#### MATERIALS PROVIDED
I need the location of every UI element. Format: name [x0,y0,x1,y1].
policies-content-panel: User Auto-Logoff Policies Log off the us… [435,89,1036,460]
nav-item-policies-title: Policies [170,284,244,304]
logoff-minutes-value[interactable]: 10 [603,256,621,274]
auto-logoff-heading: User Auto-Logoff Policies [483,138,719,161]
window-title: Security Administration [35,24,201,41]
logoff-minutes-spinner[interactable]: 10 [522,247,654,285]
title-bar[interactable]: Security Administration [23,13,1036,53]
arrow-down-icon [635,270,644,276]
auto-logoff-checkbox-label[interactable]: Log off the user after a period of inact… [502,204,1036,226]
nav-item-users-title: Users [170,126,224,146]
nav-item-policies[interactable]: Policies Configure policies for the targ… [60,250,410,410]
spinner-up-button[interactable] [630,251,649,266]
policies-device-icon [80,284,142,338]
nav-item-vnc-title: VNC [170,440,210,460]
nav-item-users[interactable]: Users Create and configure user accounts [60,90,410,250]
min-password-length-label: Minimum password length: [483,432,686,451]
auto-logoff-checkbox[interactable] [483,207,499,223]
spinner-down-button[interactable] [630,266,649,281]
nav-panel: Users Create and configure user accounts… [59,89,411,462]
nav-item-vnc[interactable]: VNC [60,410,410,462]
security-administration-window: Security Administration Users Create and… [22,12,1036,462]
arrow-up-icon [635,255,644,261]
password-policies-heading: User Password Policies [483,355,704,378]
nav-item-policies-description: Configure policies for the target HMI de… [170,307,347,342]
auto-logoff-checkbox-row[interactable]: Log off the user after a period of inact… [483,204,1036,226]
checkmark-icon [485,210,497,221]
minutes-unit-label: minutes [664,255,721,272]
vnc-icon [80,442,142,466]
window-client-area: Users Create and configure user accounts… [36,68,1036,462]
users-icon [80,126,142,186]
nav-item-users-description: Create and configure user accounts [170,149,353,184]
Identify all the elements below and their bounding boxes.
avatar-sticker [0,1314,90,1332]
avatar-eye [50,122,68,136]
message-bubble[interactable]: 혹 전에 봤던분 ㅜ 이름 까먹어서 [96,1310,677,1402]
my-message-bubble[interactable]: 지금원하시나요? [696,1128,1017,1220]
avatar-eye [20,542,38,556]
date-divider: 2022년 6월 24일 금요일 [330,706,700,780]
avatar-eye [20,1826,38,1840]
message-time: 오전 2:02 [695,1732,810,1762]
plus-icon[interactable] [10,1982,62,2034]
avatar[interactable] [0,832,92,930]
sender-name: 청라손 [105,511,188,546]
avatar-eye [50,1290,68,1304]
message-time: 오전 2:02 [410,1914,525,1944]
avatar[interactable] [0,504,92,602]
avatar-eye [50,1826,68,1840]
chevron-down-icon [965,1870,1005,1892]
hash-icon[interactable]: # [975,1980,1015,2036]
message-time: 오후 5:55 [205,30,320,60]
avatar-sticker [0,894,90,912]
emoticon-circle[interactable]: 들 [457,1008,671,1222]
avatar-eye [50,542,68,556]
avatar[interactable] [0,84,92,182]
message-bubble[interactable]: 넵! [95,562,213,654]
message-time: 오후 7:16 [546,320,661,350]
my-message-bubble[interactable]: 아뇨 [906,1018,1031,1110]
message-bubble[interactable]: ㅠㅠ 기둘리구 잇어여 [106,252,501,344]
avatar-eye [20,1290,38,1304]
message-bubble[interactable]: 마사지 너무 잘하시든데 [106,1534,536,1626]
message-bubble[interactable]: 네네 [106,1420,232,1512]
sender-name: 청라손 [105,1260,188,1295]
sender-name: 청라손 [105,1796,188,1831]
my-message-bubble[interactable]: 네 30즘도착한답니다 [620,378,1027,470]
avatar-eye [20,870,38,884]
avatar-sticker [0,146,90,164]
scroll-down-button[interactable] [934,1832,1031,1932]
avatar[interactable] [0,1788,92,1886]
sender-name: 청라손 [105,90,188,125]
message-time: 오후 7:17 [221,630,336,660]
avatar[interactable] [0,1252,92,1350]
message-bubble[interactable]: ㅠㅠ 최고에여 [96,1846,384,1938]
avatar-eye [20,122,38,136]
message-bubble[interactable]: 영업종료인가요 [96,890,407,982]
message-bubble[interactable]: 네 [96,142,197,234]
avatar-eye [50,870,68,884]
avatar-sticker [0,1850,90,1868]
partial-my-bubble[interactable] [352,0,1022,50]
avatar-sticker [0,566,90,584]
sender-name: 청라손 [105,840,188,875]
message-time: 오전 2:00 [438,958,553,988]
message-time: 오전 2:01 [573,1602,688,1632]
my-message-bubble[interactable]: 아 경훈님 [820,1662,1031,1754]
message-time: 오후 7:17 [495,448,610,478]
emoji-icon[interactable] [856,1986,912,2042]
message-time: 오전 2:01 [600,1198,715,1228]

#### SET PROBLEM
Return, word for word, the entries from the first line through the line containing "nav-item-policies-description: Configure policies", with both ends included.

#### WRITTEN SOLUTION
I need the location of every UI element. Format: name [x0,y0,x1,y1].
policies-content-panel: User Auto-Logoff Policies Log off the us… [435,89,1036,460]
nav-item-policies-title: Policies [170,284,244,304]
logoff-minutes-value[interactable]: 10 [603,256,621,274]
auto-logoff-heading: User Auto-Logoff Policies [483,138,719,161]
window-title: Security Administration [35,24,201,41]
logoff-minutes-spinner[interactable]: 10 [522,247,654,285]
title-bar[interactable]: Security Administration [23,13,1036,53]
arrow-down-icon [635,270,644,276]
auto-logoff-checkbox-label[interactable]: Log off the user after a period of inact… [502,204,1036,226]
nav-item-users-title: Users [170,126,224,146]
nav-item-policies[interactable]: Policies Configure policies for the targ… [60,250,410,410]
spinner-up-button[interactable] [630,251,649,266]
policies-device-icon [80,284,142,338]
nav-item-vnc-title: VNC [170,440,210,460]
nav-item-users[interactable]: Users Create and configure user accounts [60,90,410,250]
min-password-length-label: Minimum password length: [483,432,686,451]
auto-logoff-checkbox[interactable] [483,207,499,223]
spinner-down-button[interactable] [630,266,649,281]
nav-panel: Users Create and configure user accounts… [59,89,411,462]
nav-item-vnc[interactable]: VNC [60,410,410,462]
security-administration-window: Security Administration Users Create and… [22,12,1036,462]
arrow-up-icon [635,255,644,261]
password-policies-heading: User Password Policies [483,355,704,378]
nav-item-policies-description: Configure policies for the target HMI de… [170,307,347,342]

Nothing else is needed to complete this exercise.